**AIM:** From the data that follows, copy every line holding the string "遵守作息时间".

--- START OF INPUT DATA ---

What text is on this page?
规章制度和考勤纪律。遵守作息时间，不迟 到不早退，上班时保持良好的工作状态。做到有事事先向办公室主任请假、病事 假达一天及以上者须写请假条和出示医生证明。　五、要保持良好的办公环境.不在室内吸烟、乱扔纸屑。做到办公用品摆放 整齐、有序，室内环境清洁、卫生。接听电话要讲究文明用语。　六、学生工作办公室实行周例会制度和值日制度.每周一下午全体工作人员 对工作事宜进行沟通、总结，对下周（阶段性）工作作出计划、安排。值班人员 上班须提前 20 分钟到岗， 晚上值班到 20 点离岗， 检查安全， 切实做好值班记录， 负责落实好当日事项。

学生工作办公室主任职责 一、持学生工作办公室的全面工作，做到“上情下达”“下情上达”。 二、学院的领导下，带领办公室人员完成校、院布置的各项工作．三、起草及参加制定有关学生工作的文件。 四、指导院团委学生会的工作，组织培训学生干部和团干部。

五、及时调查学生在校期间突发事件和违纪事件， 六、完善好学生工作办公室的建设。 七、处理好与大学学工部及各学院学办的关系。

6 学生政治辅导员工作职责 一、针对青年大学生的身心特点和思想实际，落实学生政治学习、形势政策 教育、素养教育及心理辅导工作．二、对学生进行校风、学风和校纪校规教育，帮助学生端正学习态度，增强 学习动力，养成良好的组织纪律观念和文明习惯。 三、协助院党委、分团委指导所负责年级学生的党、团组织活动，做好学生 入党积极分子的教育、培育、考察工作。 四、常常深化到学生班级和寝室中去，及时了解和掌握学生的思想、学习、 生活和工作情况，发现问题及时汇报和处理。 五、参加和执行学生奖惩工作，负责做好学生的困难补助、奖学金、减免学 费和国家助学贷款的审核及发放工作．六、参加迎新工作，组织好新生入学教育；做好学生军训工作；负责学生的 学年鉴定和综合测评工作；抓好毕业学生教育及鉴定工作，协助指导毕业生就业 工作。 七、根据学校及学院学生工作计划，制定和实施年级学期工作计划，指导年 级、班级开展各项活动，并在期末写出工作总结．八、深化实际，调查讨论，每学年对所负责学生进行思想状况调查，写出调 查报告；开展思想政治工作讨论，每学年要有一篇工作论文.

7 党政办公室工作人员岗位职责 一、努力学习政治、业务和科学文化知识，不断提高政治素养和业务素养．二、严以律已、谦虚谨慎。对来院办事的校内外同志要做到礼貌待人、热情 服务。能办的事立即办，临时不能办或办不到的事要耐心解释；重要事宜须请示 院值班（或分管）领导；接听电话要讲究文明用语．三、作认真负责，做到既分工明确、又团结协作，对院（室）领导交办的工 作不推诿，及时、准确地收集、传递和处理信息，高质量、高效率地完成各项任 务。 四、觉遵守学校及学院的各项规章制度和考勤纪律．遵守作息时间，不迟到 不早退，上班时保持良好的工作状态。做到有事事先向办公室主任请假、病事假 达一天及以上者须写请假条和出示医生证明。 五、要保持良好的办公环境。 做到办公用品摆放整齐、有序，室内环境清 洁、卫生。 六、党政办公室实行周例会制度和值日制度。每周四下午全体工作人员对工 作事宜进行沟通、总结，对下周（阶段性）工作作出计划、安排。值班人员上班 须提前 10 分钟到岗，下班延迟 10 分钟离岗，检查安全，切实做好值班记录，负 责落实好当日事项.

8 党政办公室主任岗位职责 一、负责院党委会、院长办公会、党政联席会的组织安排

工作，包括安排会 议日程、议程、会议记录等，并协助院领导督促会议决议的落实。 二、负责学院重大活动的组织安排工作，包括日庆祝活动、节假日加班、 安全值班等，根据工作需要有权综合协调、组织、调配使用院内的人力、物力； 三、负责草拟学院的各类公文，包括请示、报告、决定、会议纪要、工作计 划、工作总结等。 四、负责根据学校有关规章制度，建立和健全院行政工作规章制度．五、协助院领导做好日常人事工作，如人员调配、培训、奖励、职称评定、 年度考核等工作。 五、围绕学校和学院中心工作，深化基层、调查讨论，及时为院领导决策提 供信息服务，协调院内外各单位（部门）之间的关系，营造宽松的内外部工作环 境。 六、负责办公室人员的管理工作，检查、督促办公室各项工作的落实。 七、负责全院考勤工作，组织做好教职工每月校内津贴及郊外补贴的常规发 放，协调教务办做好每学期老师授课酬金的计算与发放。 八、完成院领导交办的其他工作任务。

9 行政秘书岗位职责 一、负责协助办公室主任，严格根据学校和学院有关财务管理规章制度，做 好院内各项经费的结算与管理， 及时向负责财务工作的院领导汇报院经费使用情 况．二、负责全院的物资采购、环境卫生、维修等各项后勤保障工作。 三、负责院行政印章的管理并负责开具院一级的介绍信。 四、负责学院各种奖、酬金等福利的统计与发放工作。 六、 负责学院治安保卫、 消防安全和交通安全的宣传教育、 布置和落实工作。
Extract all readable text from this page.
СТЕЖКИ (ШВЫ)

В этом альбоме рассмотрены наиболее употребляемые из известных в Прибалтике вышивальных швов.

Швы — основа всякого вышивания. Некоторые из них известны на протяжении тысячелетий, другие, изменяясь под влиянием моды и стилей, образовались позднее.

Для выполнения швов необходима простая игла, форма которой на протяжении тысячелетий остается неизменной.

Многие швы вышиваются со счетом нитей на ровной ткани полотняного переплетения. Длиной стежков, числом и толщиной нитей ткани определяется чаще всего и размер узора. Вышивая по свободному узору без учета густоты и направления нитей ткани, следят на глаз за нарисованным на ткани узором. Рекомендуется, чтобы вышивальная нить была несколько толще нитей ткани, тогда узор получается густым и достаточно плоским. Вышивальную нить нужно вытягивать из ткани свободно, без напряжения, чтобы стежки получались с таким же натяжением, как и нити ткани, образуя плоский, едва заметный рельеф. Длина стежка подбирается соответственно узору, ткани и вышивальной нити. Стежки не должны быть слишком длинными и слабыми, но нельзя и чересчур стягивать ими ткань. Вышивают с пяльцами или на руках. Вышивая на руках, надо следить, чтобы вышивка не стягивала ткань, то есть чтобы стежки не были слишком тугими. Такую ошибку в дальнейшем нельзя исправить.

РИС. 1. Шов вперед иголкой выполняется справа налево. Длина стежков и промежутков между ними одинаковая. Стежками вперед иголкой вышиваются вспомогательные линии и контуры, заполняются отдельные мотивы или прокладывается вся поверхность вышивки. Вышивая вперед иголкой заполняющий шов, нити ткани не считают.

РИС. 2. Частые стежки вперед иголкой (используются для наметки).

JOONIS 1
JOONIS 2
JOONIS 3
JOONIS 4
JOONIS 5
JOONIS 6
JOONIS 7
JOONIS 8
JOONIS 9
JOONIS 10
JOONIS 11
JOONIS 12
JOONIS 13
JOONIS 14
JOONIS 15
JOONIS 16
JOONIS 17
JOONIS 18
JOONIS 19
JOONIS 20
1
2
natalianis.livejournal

--- END OF INPUT DATA ---
--- START OF INPUT DATA ---

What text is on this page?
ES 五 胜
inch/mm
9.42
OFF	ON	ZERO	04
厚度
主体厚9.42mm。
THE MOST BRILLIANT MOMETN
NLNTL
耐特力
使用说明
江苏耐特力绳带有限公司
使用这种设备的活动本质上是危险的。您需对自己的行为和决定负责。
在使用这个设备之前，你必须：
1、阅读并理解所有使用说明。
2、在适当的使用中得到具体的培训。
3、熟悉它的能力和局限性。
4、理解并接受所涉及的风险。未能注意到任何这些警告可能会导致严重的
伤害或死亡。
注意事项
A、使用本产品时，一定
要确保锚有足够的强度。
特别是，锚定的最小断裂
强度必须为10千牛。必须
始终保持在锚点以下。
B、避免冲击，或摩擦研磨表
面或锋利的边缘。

--- END OF INPUT DATA ---

**REPLY TO THE TASK:**
规章制度和考勤纪律。遵守作息时间，不迟 到不早退，上班时保持良好的工作状态。做到有事事先向办公室主任请假、病事 假达一天及以上者须写请假条和出示医生证明。　五、要保持良好的办公环境.不在室内吸烟、乱扔纸屑。做到办公用品摆放 整齐、有序，室内环境清洁、卫生。接听电话要讲究文明用语。　六、学生工作办公室实行周例会制度和值日制度.每周一下午全体工作人员 对工作事宜进行沟通、总结，对下周（阶段性）工作作出计划、安排。值班人员 上班须提前 20 分钟到岗， 晚上值班到 20 点离岗， 检查安全， 切实做好值班记录， 负责落实好当日事项。
7 党政办公室工作人员岗位职责 一、努力学习政治、业务和科学文化知识，不断提高政治素养和业务素养．二、严以律已、谦虚谨慎。对来院办事的校内外同志要做到礼貌待人、热情 服务。能办的事立即办，临时不能办或办不到的事要耐心解释；重要事宜须请示 院值班（或分管）领导；接听电话要讲究文明用语．三、作认真负责，做到既分工明确、又团结协作，对院（室）领导交办的工 作不推诿，及时、准确地收集、传递和处理信息，高质量、高效率地完成各项任 务。 四、觉遵守学校及学院的各项规章制度和考勤纪律．遵守作息时间，不迟到 不早退，上班时保持良好的工作状态。做到有事事先向办公室主任请假、病事假 达一天及以上者须写请假条和出示医生证明。 五、要保持良好的办公环境。 做到办公用品摆放整齐、有序，室内环境清 洁、卫生。 六、党政办公室实行周例会制度和值日制度。每周四下午全体工作人员对工 作事宜进行沟通、总结，对下周（阶段性）工作作出计划、安排。值班人员上班 须提前 10 分钟到岗，下班延迟 10 分钟离岗，检查安全，切实做好值班记录，负 责落实好当日事项.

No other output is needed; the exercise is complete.